* **Directions**
Return the whole listing, line for line, without the pictures in it.
Begin Supplied entries
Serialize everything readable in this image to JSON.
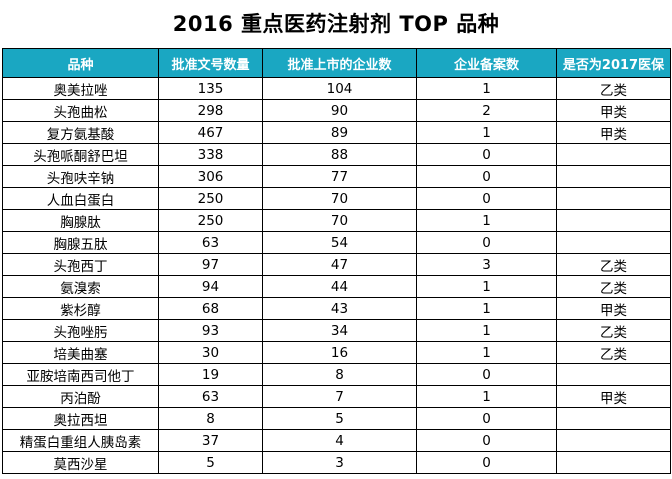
{
  "title": "2016 重点医药注射剂 TOP 品种",
  "colors": {
    "header_bg": "#1aa7c2",
    "header_text": "#ffffff",
    "border": "#000000"
  },
  "table": {
    "headers": [
      "品种",
      "批准文号数量",
      "批准上市的企业数",
      "企业备案数",
      "是否为2017医保"
    ],
    "rows": [
      [
        "奥美拉唑",
        "135",
        "104",
        "1",
        "乙类"
      ],
      [
        "头孢曲松",
        "298",
        "90",
        "2",
        "甲类"
      ],
      [
        "复方氨基酸",
        "467",
        "89",
        "1",
        "甲类"
      ],
      [
        "头孢哌酮舒巴坦",
        "338",
        "88",
        "0",
        ""
      ],
      [
        "头孢呋辛钠",
        "306",
        "77",
        "0",
        ""
      ],
      [
        "人血白蛋白",
        "250",
        "70",
        "0",
        ""
      ],
      [
        "胸腺肽",
        "250",
        "70",
        "1",
        ""
      ],
      [
        "胸腺五肽",
        "63",
        "54",
        "0",
        ""
      ],
      [
        "头孢西丁",
        "97",
        "47",
        "3",
        "乙类"
      ],
      [
        "氨溴索",
        "94",
        "44",
        "1",
        "乙类"
      ],
      [
        "紫杉醇",
        "68",
        "43",
        "1",
        "甲类"
      ],
      [
        "头孢唑肟",
        "93",
        "34",
        "1",
        "乙类"
      ],
      [
        "培美曲塞",
        "30",
        "16",
        "1",
        "乙类"
      ],
      [
        "亚胺培南西司他丁",
        "19",
        "8",
        "0",
        ""
      ],
      [
        "丙泊酚",
        "63",
        "7",
        "1",
        "甲类"
      ],
      [
        "奥拉西坦",
        "8",
        "5",
        "0",
        ""
      ],
      [
        "精蛋白重组人胰岛素",
        "37",
        "4",
        "0",
        ""
      ],
      [
        "莫西沙星",
        "5",
        "3",
        "0",
        ""
      ]
    ]
  }
}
End Supplied entries
* **Response**
Serialize everything readable in this image to JSON.
{
  "title": "2016 重点医药注射剂 TOP 品种",
  "colors": {
    "header_bg": "#1aa7c2",
    "header_text": "#ffffff",
    "border": "#000000"
  },
  "table": {
    "headers": [
      "品种",
      "批准文号数量",
      "批准上市的企业数",
      "企业备案数",
      "是否为2017医保"
    ],
    "rows": [
      [
        "奥美拉唑",
        "135",
        "104",
        "1",
        "乙类"
      ],
      [
        "头孢曲松",
        "298",
        "90",
        "2",
        "甲类"
      ],
      [
        "复方氨基酸",
        "467",
        "89",
        "1",
        "甲类"
      ],
      [
        "头孢哌酮舒巴坦",
        "338",
        "88",
        "0",
        ""
      ],
      [
        "头孢呋辛钠",
        "306",
        "77",
        "0",
        ""
      ],
      [
        "人血白蛋白",
        "250",
        "70",
        "0",
        ""
      ],
      [
        "胸腺肽",
        "250",
        "70",
        "1",
        ""
      ],
      [
        "胸腺五肽",
        "63",
        "54",
        "0",
        ""
      ],
      [
        "头孢西丁",
        "97",
        "47",
        "3",
        "乙类"
      ],
      [
        "氨溴索",
        "94",
        "44",
        "1",
        "乙类"
      ],
      [
        "紫杉醇",
        "68",
        "43",
        "1",
        "甲类"
      ],
      [
        "头孢唑肟",
        "93",
        "34",
        "1",
        "乙类"
      ],
      [
        "培美曲塞",
        "30",
        "16",
        "1",
        "乙类"
      ],
      [
        "亚胺培南西司他丁",
        "19",
        "8",
        "0",
        ""
      ],
      [
        "丙泊酚",
        "63",
        "7",
        "1",
        "甲类"
      ],
      [
        "奥拉西坦",
        "8",
        "5",
        "0",
        ""
      ],
      [
        "精蛋白重组人胰岛素",
        "37",
        "4",
        "0",
        ""
      ],
      [
        "莫西沙星",
        "5",
        "3",
        "0",
        ""
      ]
    ]
  }
}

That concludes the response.